Instruction:
The records below must be output exactly, without pictures.
* BEGIN *
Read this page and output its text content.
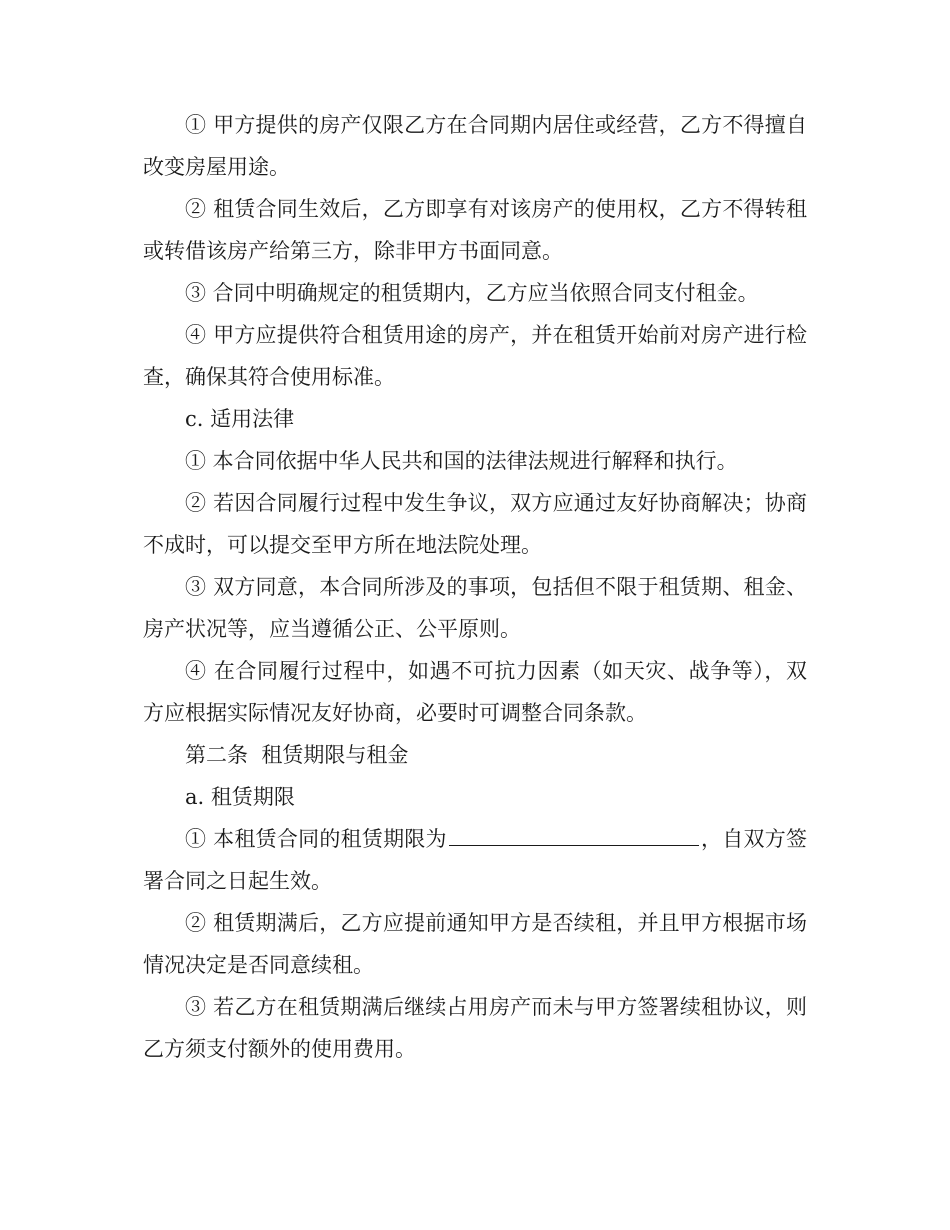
① 甲方提供的房产仅限乙方在合同期内居住或经营，乙方不得擅自改变房屋用途。

② 租赁合同生效后，乙方即享有对该房产的使用权，乙方不得转租或转借该房产给第三方，除非甲方书面同意。

③ 合同中明确规定的租赁期内，乙方应当依照合同支付租金。

④ 甲方应提供符合租赁用途的房产，并在租赁开始前对房产进行检查，确保其符合使用标准。

c. 适用法律

① 本合同依据中华人民共和国的法律法规进行解释和执行。

② 若因合同履行过程中发生争议，双方应通过友好协商解决；协商不成时，可以提交至甲方所在地法院处理。

③ 双方同意，本合同所涉及的事项，包括但不限于租赁期、租金、房产状况等，应当遵循公正、公平原则。

④ 在合同履行过程中，如遇不可抗力因素（如天灾、战争等），双方应根据实际情况友好协商，必要时可调整合同条款。

第二条  租赁期限与租金

a. 租赁期限

① 本租赁合同的租赁期限为	，自双方签署合同之日起生效。

② 租赁期满后，乙方应提前通知甲方是否续租，并且甲方根据市场情况决定是否同意续租。

③ 若乙方在租赁期满后继续占用房产而未与甲方签署续租协议，则乙方须支付额外的使用费用。
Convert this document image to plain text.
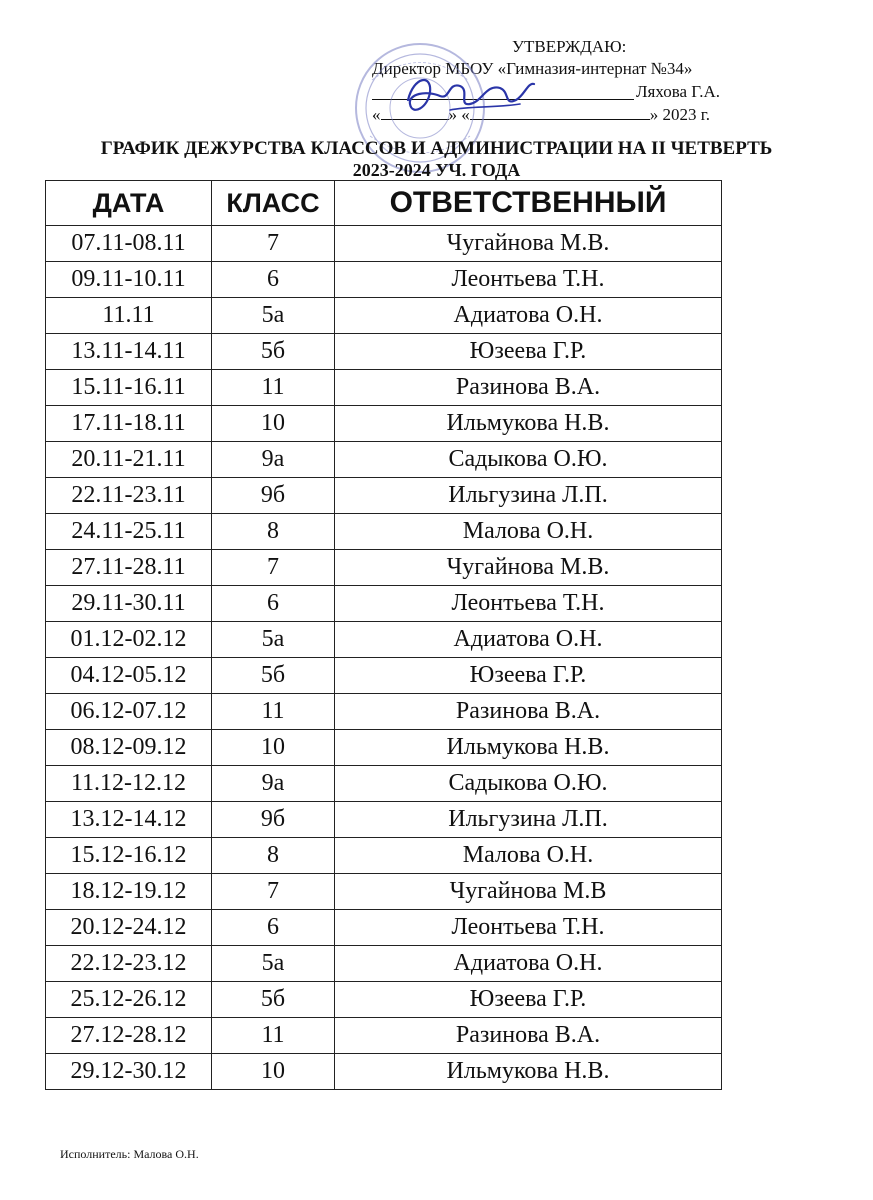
УТВЕРЖДАЮ:
Директор МБОУ «Гимназия-интернат №34»
Ляхова Г.А.
«	» «	» 2023 г.
ГРАФИК ДЕЖУРСТВА КЛАССОВ И АДМИНИСТРАЦИИ НА II ЧЕТВЕРТЬ
2023-2024 УЧ. ГОДА
ДАТА	КЛАСС	ОТВЕТСТВЕННЫЙ
07.11-08.11	7	Чугайнова М.В.
09.11-10.11	6	Леонтьева Т.Н.
11.11	5а	Адиатова О.Н.
13.11-14.11	5б	Юзеева Г.Р.
15.11-16.11	11	Разинова В.А.
17.11-18.11	10	Ильмукова Н.В.
20.11-21.11	9а	Садыкова О.Ю.
22.11-23.11	9б	Ильгузина Л.П.
24.11-25.11	8	Малова О.Н.
27.11-28.11	7	Чугайнова М.В.
29.11-30.11	6	Леонтьева Т.Н.
01.12-02.12	5а	Адиатова О.Н.
04.12-05.12	5б	Юзеева Г.Р.
06.12-07.12	11	Разинова В.А.
08.12-09.12	10	Ильмукова Н.В.
11.12-12.12	9а	Садыкова О.Ю.
13.12-14.12	9б	Ильгузина Л.П.
15.12-16.12	8	Малова О.Н.
18.12-19.12	7	Чугайнова М.В
20.12-24.12	6	Леонтьева Т.Н.
22.12-23.12	5а	Адиатова О.Н.
25.12-26.12	5б	Юзеева Г.Р.
27.12-28.12	11	Разинова В.А.
29.12-30.12	10	Ильмукова Н.В.
Исполнитель: Малова О.Н.
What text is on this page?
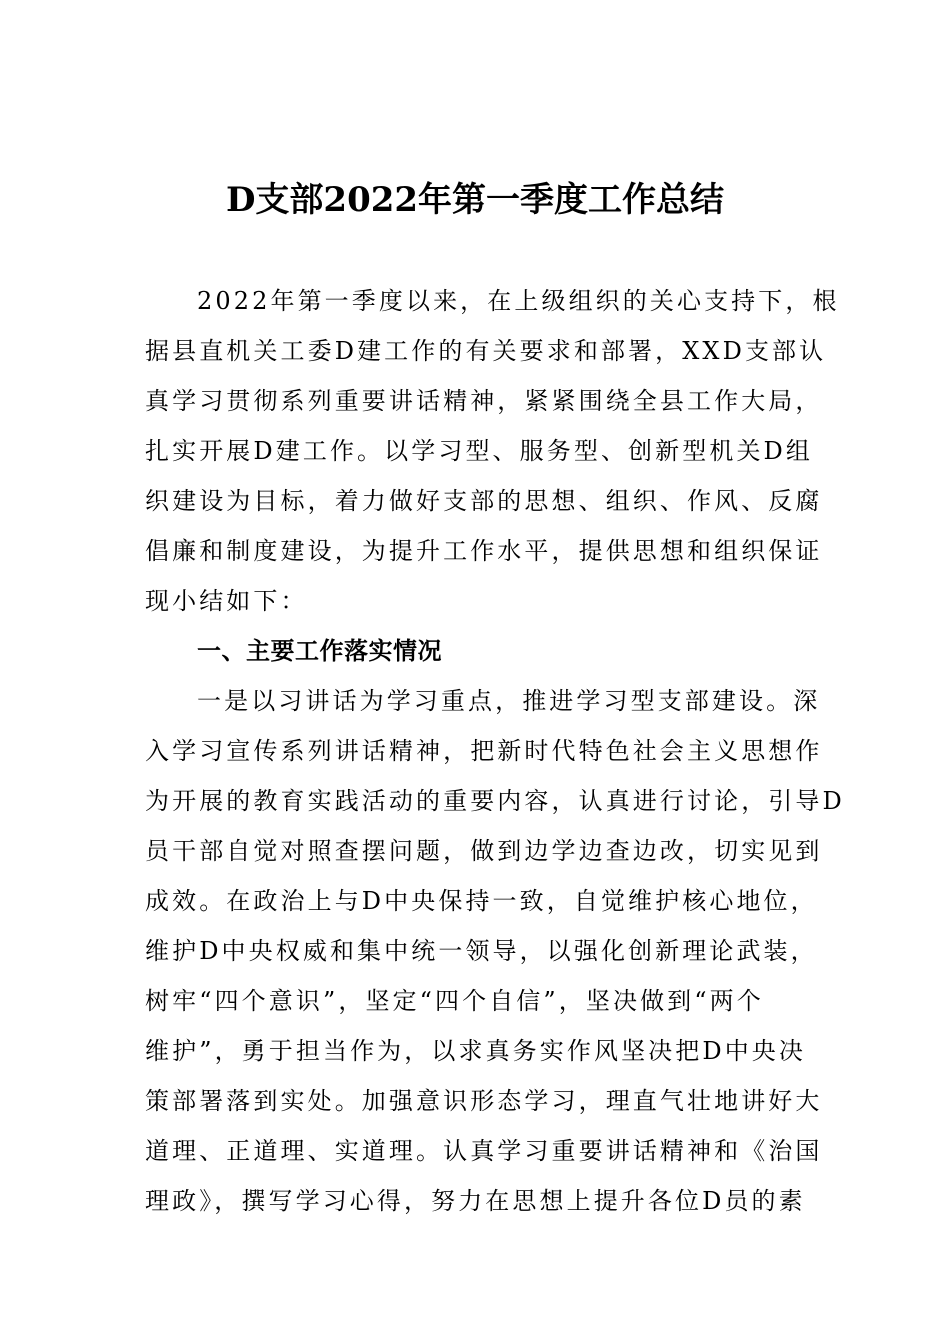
D支部2022年第一季度工作总结
2022年第一季度以来，在上级组织的关心支持下，根
据县直机关工委D建工作的有关要求和部署，XXD支部认
真学习贯彻系列重要讲话精神，紧紧围绕全县工作大局，
扎实开展D建工作。以学习型、服务型、创新型机关D组
织建设为目标，着力做好支部的思想、组织、作风、反腐
倡廉和制度建设，为提升工作水平，提供思想和组织保证
现小结如下：
一、主要工作落实情况
一是以习讲话为学习重点，推进学习型支部建设。深
入学习宣传系列讲话精神，把新时代特色社会主义思想作
为开展的教育实践活动的重要内容，认真进行讨论，引导D
员干部自觉对照查摆问题，做到边学边查边改，切实见到
成效。在政治上与D中央保持一致，自觉维护核心地位，
维护D中央权威和集中统一领导，以强化创新理论武装，
树牢“四个意识”，坚定“四个自信”，坚决做到“两个
维护”，勇于担当作为，以求真务实作风坚决把D中央决
策部署落到实处。加强意识形态学习，理直气壮地讲好大
道理、正道理、实道理。认真学习重要讲话精神和《治国
理政》，撰写学习心得，努力在思想上提升各位D员的素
* END *
Answer to this task:
Read this page and output its text content.
① 甲方提供的房产仅限乙方在合同期内居住或经营，乙方不得擅自改变房屋用途。

② 租赁合同生效后，乙方即享有对该房产的使用权，乙方不得转租或转借该房产给第三方，除非甲方书面同意。

③ 合同中明确规定的租赁期内，乙方应当依照合同支付租金。

④ 甲方应提供符合租赁用途的房产，并在租赁开始前对房产进行检查，确保其符合使用标准。

c. 适用法律

① 本合同依据中华人民共和国的法律法规进行解释和执行。

② 若因合同履行过程中发生争议，双方应通过友好协商解决；协商不成时，可以提交至甲方所在地法院处理。

③ 双方同意，本合同所涉及的事项，包括但不限于租赁期、租金、房产状况等，应当遵循公正、公平原则。

④ 在合同履行过程中，如遇不可抗力因素（如天灾、战争等），双方应根据实际情况友好协商，必要时可调整合同条款。

第二条  租赁期限与租金

a. 租赁期限

① 本租赁合同的租赁期限为	，自双方签署合同之日起生效。

② 租赁期满后，乙方应提前通知甲方是否续租，并且甲方根据市场情况决定是否同意续租。

③ 若乙方在租赁期满后继续占用房产而未与甲方签署续租协议，则乙方须支付额外的使用费用。
Convert this document image to plain text.
УТВЕРЖДАЮ:
Директор МБОУ «Гимназия-интернат №34»
Ляхова Г.А.
«	» «	» 2023 г.
ГРАФИК ДЕЖУРСТВА КЛАССОВ И АДМИНИСТРАЦИИ НА II ЧЕТВЕРТЬ
2023-2024 УЧ. ГОДА
ДАТА	КЛАСС	ОТВЕТСТВЕННЫЙ
07.11-08.11	7	Чугайнова М.В.
09.11-10.11	6	Леонтьева Т.Н.
11.11	5а	Адиатова О.Н.
13.11-14.11	5б	Юзеева Г.Р.
15.11-16.11	11	Разинова В.А.
17.11-18.11	10	Ильмукова Н.В.
20.11-21.11	9а	Садыкова О.Ю.
22.11-23.11	9б	Ильгузина Л.П.
24.11-25.11	8	Малова О.Н.
27.11-28.11	7	Чугайнова М.В.
29.11-30.11	6	Леонтьева Т.Н.
01.12-02.12	5а	Адиатова О.Н.
04.12-05.12	5б	Юзеева Г.Р.
06.12-07.12	11	Разинова В.А.
08.12-09.12	10	Ильмукова Н.В.
11.12-12.12	9а	Садыкова О.Ю.
13.12-14.12	9б	Ильгузина Л.П.
15.12-16.12	8	Малова О.Н.
18.12-19.12	7	Чугайнова М.В
20.12-24.12	6	Леонтьева Т.Н.
22.12-23.12	5а	Адиатова О.Н.
25.12-26.12	5б	Юзеева Г.Р.
27.12-28.12	11	Разинова В.А.
29.12-30.12	10	Ильмукова Н.В.
Исполнитель: Малова О.Н.
What text is on this page?
D支部2022年第一季度工作总结
2022年第一季度以来，在上级组织的关心支持下，根
据县直机关工委D建工作的有关要求和部署，XXD支部认
真学习贯彻系列重要讲话精神，紧紧围绕全县工作大局，
扎实开展D建工作。以学习型、服务型、创新型机关D组
织建设为目标，着力做好支部的思想、组织、作风、反腐
倡廉和制度建设，为提升工作水平，提供思想和组织保证
现小结如下：
一、主要工作落实情况
一是以习讲话为学习重点，推进学习型支部建设。深
入学习宣传系列讲话精神，把新时代特色社会主义思想作
为开展的教育实践活动的重要内容，认真进行讨论，引导D
员干部自觉对照查摆问题，做到边学边查边改，切实见到
成效。在政治上与D中央保持一致，自觉维护核心地位，
维护D中央权威和集中统一领导，以强化创新理论武装，
树牢“四个意识”，坚定“四个自信”，坚决做到“两个
维护”，勇于担当作为，以求真务实作风坚决把D中央决
策部署落到实处。加强意识形态学习，理直气壮地讲好大
道理、正道理、实道理。认真学习重要讲话精神和《治国
理政》，撰写学习心得，努力在思想上提升各位D员的素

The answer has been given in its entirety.